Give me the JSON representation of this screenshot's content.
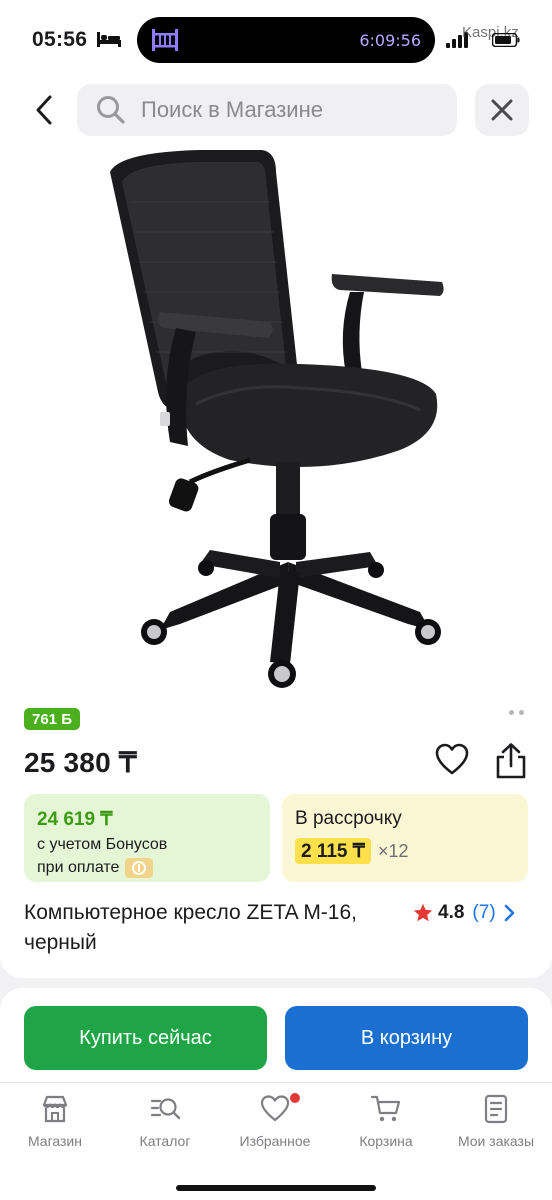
{
  "status_bar": {
    "time": "05:56",
    "timer": "6:09:56",
    "watermark": "Kaspi.kz"
  },
  "search": {
    "placeholder": "Поиск в Магазине"
  },
  "product": {
    "bonus_badge": "761 Б",
    "price": "25 380 ₸",
    "bonus_price": "24 619 ₸",
    "bonus_line1": "с учетом Бонусов",
    "bonus_line2": "при оплате",
    "installment_title": "В рассрочку",
    "installment_amount": "2 115 ₸",
    "installment_multiplier": "×12",
    "title": "Компьютерное кресло ZETA M-16, черный",
    "rating": "4.8",
    "reviews": "(7)",
    "colors": {
      "bonus_green": "#3c9b12",
      "star": "#e53935",
      "link_blue": "#1a73e8"
    }
  },
  "actions": {
    "buy_now": "Купить сейчас",
    "add_to_cart": "В корзину",
    "buy_color": "#1fa546",
    "cart_color": "#1a6fd1"
  },
  "tabs": [
    {
      "label": "Магазин",
      "icon": "store-icon"
    },
    {
      "label": "Каталог",
      "icon": "catalog-icon"
    },
    {
      "label": "Избранное",
      "icon": "heart-icon"
    },
    {
      "label": "Корзина",
      "icon": "cart-icon"
    },
    {
      "label": "Мои заказы",
      "icon": "orders-icon"
    }
  ]
}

++++++++++

→ **EXERCISE**
Write out every line above exactly as it is, leaving out the pictures.

→ **ANSWER FOR THE TASK**
Give me the JSON representation of this screenshot's content.
{
  "status_bar": {
    "time": "05:56",
    "timer": "6:09:56",
    "watermark": "Kaspi.kz"
  },
  "search": {
    "placeholder": "Поиск в Магазине"
  },
  "product": {
    "bonus_badge": "761 Б",
    "price": "25 380 ₸",
    "bonus_price": "24 619 ₸",
    "bonus_line1": "с учетом Бонусов",
    "bonus_line2": "при оплате",
    "installment_title": "В рассрочку",
    "installment_amount": "2 115 ₸",
    "installment_multiplier": "×12",
    "title": "Компьютерное кресло ZETA M-16, черный",
    "rating": "4.8",
    "reviews": "(7)",
    "colors": {
      "bonus_green": "#3c9b12",
      "star": "#e53935",
      "link_blue": "#1a73e8"
    }
  },
  "actions": {
    "buy_now": "Купить сейчас",
    "add_to_cart": "В корзину",
    "buy_color": "#1fa546",
    "cart_color": "#1a6fd1"
  },
  "tabs": [
    {
      "label": "Магазин",
      "icon": "store-icon"
    },
    {
      "label": "Каталог",
      "icon": "catalog-icon"
    },
    {
      "label": "Избранное",
      "icon": "heart-icon"
    },
    {
      "label": "Корзина",
      "icon": "cart-icon"
    },
    {
      "label": "Мои заказы",
      "icon": "orders-icon"
    }
  ]
}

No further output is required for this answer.